DATA ROWS:
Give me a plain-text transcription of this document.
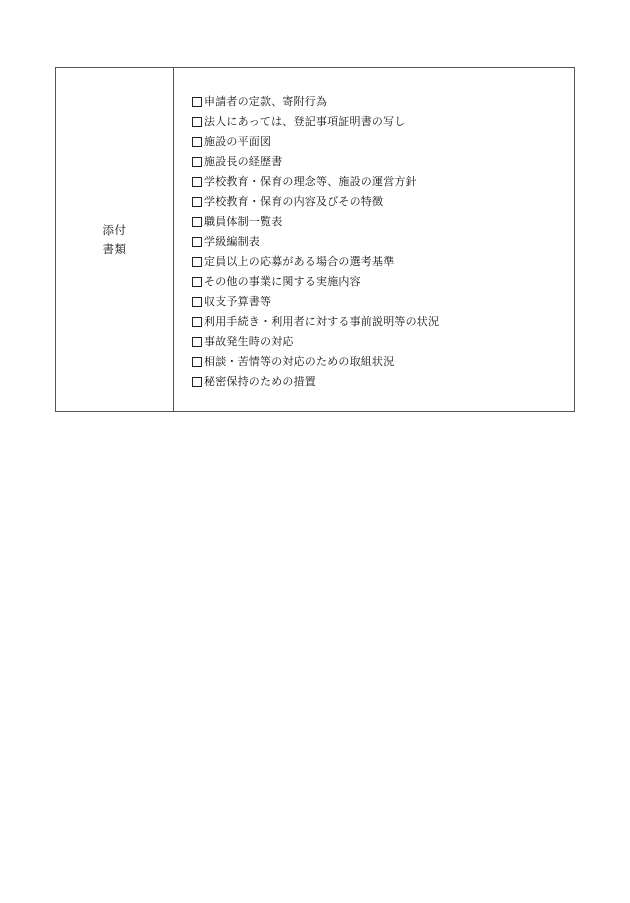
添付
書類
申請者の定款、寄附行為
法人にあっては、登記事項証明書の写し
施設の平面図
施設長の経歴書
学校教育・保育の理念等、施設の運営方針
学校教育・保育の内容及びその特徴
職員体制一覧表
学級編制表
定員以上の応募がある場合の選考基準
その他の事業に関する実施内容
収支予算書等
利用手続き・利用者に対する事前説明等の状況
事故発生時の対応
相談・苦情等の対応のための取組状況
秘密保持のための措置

GOAL: Output the records above exactly; leave out the pictures.

RESULT OF THIS EXERCISE:
Give me a plain-text transcription of this document.
添付
書類
申請者の定款、寄附行為
法人にあっては、登記事項証明書の写し
施設の平面図
施設長の経歴書
学校教育・保育の理念等、施設の運営方針
学校教育・保育の内容及びその特徴
職員体制一覧表
学級編制表
定員以上の応募がある場合の選考基準
その他の事業に関する実施内容
収支予算書等
利用手続き・利用者に対する事前説明等の状況
事故発生時の対応
相談・苦情等の対応のための取組状況
秘密保持のための措置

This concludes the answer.